[Task directions] Give the entries again exactly, every one of them.

[Data provided]
━━━

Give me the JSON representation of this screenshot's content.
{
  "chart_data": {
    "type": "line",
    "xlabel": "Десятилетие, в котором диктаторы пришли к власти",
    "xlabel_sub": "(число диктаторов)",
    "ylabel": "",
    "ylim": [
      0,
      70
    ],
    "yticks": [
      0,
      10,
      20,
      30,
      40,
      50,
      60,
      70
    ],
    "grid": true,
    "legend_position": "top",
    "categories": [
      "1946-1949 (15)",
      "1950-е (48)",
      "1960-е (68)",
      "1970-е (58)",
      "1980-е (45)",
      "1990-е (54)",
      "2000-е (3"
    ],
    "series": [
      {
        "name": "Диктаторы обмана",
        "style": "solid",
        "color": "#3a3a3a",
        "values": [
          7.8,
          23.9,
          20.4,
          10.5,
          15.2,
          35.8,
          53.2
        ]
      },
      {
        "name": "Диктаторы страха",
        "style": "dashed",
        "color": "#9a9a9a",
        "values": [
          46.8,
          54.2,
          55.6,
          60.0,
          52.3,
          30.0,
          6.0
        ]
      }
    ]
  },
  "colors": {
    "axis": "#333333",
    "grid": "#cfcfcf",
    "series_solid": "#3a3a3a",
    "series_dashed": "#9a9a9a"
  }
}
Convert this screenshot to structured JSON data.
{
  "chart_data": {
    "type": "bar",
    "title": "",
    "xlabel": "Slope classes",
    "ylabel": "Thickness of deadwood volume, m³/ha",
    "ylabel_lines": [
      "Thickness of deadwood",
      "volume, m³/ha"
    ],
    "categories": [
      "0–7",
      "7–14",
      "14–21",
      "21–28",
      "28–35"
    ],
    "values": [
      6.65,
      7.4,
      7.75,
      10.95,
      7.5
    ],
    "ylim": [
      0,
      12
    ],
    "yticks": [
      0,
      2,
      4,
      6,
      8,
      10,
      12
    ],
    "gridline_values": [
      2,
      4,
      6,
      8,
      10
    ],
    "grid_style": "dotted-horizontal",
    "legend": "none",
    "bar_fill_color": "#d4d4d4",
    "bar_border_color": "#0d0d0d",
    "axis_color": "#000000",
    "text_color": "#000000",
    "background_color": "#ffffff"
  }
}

━━━

[Written solution]
Give me the JSON representation of this screenshot's content.
{
  "chart_data": {
    "type": "line",
    "xlabel": "Десятилетие, в котором диктаторы пришли к власти",
    "xlabel_sub": "(число диктаторов)",
    "ylabel": "",
    "ylim": [
      0,
      70
    ],
    "yticks": [
      0,
      10,
      20,
      30,
      40,
      50,
      60,
      70
    ],
    "grid": true,
    "legend_position": "top",
    "categories": [
      "1946-1949 (15)",
      "1950-е (48)",
      "1960-е (68)",
      "1970-е (58)",
      "1980-е (45)",
      "1990-е (54)",
      "2000-е (3"
    ],
    "series": [
      {
        "name": "Диктаторы обмана",
        "style": "solid",
        "color": "#3a3a3a",
        "values": [
          7.8,
          23.9,
          20.4,
          10.5,
          15.2,
          35.8,
          53.2
        ]
      },
      {
        "name": "Диктаторы страха",
        "style": "dashed",
        "color": "#9a9a9a",
        "values": [
          46.8,
          54.2,
          55.6,
          60.0,
          52.3,
          30.0,
          6.0
        ]
      }
    ]
  },
  "colors": {
    "axis": "#333333",
    "grid": "#cfcfcf",
    "series_solid": "#3a3a3a",
    "series_dashed": "#9a9a9a"
  }
}
Convert this screenshot to structured JSON data.
{
  "chart_data": {
    "type": "bar",
    "title": "",
    "xlabel": "Slope classes",
    "ylabel": "Thickness of deadwood volume, m³/ha",
    "ylabel_lines": [
      "Thickness of deadwood",
      "volume, m³/ha"
    ],
    "categories": [
      "0–7",
      "7–14",
      "14–21",
      "21–28",
      "28–35"
    ],
    "values": [
      6.65,
      7.4,
      7.75,
      10.95,
      7.5
    ],
    "ylim": [
      0,
      12
    ],
    "yticks": [
      0,
      2,
      4,
      6,
      8,
      10,
      12
    ],
    "gridline_values": [
      2,
      4,
      6,
      8,
      10
    ],
    "grid_style": "dotted-horizontal",
    "legend": "none",
    "bar_fill_color": "#d4d4d4",
    "bar_border_color": "#0d0d0d",
    "axis_color": "#000000",
    "text_color": "#000000",
    "background_color": "#ffffff"
  }
}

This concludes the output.